_Requirements_
Look through the data below. Show each line where the string "está" occurs.

_Source data_
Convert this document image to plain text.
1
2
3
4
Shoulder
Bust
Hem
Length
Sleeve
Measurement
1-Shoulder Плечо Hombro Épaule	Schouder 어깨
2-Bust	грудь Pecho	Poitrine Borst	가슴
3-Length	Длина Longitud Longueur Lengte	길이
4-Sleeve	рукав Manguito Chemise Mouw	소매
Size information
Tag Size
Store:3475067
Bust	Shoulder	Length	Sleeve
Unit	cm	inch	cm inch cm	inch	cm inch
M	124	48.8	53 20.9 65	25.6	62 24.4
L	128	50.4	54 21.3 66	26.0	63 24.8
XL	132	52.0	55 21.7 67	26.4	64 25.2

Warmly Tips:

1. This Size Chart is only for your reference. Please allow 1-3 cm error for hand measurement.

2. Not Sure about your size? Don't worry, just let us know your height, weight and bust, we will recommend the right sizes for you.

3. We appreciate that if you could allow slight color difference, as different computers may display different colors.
---
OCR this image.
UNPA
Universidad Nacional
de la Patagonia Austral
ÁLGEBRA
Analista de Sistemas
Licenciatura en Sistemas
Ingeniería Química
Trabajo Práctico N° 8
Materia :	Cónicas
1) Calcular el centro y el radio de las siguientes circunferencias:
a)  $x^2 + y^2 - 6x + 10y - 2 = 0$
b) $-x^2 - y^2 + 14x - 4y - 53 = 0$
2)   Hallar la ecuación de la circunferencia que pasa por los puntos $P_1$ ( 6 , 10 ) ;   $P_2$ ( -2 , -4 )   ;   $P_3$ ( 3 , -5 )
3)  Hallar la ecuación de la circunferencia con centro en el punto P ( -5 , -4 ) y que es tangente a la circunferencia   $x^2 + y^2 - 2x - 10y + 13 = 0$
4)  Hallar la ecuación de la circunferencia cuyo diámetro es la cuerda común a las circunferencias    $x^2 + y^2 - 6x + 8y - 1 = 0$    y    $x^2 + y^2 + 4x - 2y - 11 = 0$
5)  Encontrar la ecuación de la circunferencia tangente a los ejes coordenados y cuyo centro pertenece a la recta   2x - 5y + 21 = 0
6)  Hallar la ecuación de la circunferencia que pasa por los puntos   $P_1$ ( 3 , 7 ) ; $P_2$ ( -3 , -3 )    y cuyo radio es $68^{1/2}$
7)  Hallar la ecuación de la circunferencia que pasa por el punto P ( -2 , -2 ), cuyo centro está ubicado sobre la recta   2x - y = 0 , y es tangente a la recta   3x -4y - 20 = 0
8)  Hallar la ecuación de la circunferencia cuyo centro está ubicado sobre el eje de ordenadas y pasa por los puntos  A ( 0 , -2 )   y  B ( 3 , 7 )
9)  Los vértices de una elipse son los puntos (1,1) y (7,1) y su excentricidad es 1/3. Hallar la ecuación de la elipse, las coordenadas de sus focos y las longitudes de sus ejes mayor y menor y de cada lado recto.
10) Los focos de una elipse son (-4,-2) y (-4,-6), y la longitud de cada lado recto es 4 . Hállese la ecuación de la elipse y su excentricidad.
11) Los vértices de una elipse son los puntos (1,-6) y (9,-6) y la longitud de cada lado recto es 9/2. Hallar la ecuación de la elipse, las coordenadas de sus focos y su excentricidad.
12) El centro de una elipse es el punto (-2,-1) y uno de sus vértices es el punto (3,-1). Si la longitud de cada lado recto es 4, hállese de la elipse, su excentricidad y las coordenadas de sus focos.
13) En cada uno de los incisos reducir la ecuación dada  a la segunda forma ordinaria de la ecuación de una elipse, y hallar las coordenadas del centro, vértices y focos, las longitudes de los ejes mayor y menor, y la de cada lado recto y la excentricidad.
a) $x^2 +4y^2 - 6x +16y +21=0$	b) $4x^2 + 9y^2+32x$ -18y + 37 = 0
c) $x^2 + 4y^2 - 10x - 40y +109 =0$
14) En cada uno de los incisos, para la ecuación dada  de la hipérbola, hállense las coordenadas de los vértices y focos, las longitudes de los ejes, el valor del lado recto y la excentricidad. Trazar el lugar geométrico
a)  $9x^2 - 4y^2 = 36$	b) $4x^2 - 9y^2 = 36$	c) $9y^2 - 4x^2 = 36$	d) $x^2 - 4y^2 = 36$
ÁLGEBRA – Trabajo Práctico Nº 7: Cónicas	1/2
...
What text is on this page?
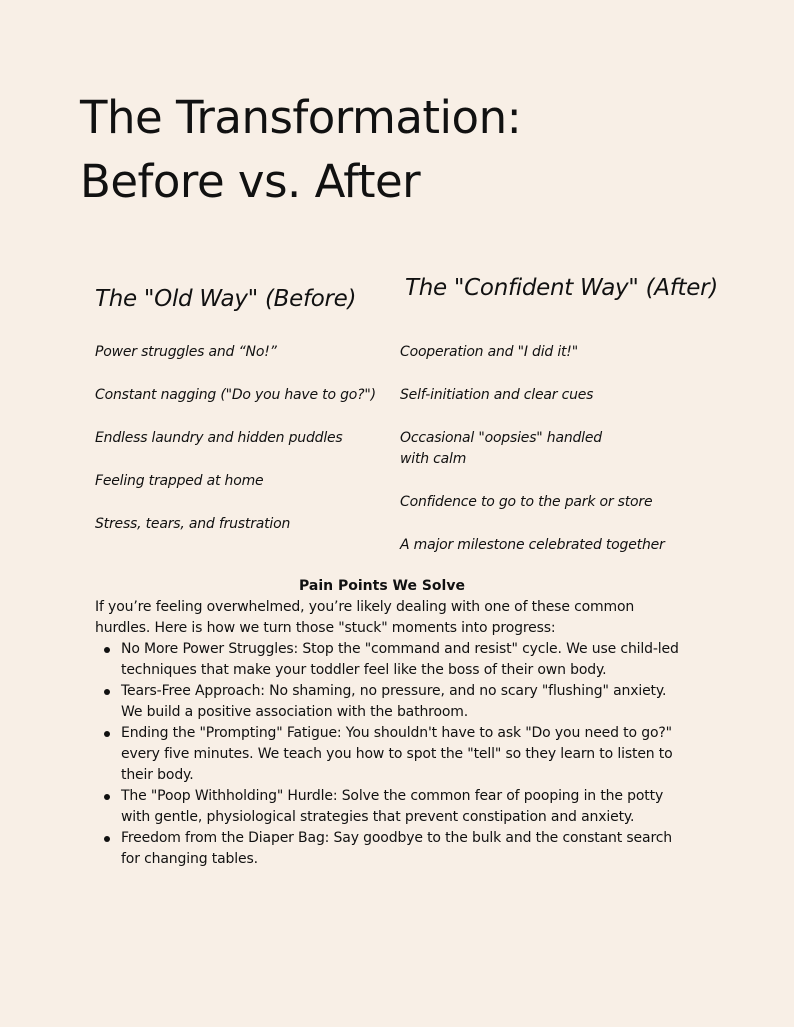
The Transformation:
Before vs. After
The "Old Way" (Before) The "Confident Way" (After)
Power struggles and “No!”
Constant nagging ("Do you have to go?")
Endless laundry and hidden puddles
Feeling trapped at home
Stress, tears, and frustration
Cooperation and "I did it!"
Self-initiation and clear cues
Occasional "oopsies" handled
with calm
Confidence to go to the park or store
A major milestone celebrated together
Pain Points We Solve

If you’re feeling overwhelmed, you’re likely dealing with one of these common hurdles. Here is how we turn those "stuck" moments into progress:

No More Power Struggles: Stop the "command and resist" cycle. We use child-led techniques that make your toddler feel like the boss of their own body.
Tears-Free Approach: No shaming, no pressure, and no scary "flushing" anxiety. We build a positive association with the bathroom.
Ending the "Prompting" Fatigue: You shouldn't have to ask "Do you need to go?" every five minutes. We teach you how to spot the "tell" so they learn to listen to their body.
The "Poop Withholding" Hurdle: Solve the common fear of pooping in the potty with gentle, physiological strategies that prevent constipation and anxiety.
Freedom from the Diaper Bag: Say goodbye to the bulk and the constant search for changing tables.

_Response_
7)  Hallar la ecuación de la circunferencia que pasa por el punto P ( -2 , -2 ), cuyo centro está ubicado sobre la recta   2x - y = 0 , y es tangente a la recta   3x -4y - 20 = 0
8)  Hallar la ecuación de la circunferencia cuyo centro está ubicado sobre el eje de ordenadas y pasa por los puntos  A ( 0 , -2 )   y  B ( 3 , 7 )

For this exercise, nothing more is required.